# Aim of the task
Gather up the lines with the word "index" in them.

# Raw data
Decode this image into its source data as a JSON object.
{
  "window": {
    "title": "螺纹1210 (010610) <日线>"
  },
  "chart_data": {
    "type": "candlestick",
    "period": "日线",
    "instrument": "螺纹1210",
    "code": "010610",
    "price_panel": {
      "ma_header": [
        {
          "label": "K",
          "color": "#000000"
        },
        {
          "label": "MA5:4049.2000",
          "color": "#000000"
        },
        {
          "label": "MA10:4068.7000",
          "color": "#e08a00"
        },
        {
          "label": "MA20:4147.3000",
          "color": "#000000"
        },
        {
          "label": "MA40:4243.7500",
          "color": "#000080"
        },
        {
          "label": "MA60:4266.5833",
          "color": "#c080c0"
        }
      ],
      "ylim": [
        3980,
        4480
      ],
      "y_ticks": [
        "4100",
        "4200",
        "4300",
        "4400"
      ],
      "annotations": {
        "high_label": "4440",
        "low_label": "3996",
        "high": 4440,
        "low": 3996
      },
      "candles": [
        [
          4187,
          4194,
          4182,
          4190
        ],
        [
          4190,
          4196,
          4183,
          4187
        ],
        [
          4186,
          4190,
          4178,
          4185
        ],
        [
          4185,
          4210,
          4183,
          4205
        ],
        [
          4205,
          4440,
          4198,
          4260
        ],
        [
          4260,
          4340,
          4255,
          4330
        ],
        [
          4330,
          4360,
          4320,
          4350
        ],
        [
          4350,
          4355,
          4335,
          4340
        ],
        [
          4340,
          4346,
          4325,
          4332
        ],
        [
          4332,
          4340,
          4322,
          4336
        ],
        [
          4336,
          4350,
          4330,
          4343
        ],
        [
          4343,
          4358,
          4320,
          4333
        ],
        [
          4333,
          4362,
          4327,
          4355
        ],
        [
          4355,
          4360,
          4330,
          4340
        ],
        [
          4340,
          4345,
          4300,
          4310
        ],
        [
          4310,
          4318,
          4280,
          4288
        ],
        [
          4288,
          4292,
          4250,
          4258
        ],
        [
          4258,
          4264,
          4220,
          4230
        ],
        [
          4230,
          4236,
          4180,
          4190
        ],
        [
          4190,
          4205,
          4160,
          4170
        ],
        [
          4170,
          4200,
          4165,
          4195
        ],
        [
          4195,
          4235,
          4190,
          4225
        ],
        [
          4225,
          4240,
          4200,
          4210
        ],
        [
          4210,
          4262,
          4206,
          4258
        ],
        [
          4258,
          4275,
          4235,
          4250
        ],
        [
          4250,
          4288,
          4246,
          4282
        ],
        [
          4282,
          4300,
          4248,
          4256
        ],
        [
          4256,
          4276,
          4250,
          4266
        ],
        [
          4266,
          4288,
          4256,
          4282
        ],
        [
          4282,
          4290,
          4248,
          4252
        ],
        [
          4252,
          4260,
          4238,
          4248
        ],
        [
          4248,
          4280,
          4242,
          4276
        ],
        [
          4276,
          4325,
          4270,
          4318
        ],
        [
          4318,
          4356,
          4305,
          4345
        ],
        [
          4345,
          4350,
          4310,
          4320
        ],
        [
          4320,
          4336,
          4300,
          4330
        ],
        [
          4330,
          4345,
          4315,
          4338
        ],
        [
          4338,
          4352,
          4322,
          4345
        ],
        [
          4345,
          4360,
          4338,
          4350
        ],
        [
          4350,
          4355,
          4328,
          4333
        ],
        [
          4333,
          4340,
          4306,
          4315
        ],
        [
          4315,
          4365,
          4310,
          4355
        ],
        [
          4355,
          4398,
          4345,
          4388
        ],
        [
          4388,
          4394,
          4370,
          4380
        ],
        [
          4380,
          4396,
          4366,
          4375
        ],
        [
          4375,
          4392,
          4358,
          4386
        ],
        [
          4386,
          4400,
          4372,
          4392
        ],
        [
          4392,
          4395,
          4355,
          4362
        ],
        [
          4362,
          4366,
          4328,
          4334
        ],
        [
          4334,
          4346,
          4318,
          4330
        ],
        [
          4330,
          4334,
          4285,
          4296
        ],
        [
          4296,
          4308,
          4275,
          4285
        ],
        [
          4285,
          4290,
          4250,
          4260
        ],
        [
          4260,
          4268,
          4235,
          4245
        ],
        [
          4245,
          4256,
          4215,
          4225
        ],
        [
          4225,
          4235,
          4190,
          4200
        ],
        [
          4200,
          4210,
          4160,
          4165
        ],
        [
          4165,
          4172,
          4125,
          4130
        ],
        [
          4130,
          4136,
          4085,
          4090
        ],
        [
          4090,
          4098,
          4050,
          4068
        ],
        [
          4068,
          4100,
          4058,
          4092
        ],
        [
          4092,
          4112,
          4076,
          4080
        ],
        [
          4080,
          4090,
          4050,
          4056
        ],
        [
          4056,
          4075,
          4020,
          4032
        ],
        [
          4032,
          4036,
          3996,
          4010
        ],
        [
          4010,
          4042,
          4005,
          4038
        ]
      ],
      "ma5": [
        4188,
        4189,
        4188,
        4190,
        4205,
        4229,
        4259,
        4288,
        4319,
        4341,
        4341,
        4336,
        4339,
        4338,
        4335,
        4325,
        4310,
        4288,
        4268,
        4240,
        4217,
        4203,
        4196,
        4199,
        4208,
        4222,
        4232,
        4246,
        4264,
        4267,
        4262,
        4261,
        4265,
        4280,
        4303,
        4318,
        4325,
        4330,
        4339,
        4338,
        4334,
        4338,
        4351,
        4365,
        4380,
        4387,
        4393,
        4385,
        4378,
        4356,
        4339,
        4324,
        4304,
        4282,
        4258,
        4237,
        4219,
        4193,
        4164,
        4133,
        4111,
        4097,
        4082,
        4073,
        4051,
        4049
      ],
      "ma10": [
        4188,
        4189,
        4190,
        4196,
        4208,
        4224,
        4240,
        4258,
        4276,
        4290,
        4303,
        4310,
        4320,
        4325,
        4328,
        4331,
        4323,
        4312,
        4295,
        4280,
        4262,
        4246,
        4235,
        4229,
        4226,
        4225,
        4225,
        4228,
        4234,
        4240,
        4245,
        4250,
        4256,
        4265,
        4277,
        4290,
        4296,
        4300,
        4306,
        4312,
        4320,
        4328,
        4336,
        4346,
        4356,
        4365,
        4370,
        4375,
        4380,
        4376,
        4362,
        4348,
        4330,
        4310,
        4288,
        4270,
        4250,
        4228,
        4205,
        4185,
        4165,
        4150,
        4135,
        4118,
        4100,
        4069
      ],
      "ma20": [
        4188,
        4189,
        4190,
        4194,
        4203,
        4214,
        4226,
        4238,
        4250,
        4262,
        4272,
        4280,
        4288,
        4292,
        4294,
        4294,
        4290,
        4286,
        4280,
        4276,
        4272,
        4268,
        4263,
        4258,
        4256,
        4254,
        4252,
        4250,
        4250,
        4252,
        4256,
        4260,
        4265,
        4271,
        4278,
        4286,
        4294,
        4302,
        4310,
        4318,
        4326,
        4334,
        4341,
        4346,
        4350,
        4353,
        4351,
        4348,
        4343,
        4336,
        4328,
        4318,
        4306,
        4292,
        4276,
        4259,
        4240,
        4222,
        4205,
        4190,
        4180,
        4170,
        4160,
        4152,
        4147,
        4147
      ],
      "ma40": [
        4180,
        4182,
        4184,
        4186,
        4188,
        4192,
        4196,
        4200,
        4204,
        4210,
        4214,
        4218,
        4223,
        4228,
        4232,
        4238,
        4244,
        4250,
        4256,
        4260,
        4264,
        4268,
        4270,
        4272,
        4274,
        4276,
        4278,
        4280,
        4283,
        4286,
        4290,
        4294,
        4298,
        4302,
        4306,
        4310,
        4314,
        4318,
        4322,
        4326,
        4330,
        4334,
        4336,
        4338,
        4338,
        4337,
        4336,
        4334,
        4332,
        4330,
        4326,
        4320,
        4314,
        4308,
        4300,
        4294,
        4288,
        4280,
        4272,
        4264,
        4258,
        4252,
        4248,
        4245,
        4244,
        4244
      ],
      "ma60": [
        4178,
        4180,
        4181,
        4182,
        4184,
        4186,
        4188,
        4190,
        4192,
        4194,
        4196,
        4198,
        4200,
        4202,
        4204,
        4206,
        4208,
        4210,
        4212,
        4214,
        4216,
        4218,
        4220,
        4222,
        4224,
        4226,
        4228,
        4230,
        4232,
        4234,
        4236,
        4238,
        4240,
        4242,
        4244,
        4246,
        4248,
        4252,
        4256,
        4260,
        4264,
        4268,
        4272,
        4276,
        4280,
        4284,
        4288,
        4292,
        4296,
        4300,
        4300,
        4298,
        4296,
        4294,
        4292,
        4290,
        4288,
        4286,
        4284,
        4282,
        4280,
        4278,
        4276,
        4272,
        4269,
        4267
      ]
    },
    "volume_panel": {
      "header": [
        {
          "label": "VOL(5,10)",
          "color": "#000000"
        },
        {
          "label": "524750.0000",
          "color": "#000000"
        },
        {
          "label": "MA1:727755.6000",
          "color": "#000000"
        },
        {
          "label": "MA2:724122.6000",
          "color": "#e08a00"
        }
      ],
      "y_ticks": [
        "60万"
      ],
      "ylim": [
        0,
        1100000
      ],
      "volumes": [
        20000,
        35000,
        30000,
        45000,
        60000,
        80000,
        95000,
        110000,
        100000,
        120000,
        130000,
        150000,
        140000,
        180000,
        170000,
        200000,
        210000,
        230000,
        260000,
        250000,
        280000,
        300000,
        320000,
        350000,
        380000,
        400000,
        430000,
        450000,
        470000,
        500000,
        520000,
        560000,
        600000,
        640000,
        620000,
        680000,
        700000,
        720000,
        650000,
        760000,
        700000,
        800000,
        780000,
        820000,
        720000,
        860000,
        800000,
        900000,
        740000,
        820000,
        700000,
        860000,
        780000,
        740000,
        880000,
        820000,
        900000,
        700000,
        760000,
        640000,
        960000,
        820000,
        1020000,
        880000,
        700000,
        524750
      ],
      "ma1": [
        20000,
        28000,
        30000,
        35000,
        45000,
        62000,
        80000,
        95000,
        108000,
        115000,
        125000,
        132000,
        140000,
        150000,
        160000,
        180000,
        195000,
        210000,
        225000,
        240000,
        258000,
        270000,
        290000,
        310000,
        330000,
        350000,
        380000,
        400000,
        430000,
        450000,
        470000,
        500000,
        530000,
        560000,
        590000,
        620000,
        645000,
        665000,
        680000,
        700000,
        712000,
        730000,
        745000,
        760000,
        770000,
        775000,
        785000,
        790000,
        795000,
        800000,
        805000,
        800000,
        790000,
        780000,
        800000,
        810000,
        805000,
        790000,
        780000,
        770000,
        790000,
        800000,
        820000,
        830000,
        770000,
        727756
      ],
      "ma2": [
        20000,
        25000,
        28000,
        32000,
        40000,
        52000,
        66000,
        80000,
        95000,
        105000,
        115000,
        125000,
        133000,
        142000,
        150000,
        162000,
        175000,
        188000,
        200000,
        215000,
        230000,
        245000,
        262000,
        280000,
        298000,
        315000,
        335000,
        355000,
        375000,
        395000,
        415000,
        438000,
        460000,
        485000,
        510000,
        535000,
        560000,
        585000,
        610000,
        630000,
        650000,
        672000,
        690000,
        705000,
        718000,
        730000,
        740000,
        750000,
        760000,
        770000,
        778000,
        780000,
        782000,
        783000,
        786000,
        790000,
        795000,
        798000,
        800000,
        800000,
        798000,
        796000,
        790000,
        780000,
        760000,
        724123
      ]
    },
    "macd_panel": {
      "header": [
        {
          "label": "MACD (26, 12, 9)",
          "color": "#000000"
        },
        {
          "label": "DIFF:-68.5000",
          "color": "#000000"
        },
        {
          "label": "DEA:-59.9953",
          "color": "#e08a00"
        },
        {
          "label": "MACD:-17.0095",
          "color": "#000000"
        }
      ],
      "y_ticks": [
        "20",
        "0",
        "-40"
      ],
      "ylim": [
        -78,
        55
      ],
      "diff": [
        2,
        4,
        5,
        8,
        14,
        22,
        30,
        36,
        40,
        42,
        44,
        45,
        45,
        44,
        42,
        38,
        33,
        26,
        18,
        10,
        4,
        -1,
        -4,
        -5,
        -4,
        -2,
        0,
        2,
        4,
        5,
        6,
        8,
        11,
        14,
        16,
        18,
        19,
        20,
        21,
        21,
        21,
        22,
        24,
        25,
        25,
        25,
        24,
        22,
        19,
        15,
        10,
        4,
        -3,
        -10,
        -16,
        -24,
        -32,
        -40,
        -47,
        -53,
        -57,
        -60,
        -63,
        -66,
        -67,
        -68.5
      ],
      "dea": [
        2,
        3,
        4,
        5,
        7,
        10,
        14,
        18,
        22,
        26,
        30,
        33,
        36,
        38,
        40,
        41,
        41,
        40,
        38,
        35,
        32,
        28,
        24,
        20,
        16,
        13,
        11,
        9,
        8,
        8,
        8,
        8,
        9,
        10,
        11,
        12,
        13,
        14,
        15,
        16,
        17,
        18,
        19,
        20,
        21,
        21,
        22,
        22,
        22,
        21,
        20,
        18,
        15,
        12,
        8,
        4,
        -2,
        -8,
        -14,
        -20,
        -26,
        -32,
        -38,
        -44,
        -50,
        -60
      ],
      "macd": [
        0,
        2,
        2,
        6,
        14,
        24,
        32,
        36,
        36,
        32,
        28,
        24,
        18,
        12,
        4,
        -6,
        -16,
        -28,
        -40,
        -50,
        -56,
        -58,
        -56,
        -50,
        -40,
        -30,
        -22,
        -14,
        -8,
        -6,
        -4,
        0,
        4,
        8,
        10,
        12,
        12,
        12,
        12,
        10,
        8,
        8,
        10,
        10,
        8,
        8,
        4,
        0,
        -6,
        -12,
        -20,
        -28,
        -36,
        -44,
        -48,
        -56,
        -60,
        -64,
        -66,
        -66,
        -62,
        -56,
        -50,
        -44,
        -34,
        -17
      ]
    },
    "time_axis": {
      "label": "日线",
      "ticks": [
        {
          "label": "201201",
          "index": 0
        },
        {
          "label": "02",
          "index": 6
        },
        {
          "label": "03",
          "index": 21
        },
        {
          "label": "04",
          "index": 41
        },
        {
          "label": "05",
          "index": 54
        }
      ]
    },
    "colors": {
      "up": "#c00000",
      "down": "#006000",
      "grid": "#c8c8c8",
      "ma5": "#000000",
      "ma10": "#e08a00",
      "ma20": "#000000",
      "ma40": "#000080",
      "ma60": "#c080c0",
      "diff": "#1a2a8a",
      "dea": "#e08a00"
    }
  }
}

# Exercise solution
          "index": 0
          "index": 6
          "index": 21
          "index": 41
          "index": 54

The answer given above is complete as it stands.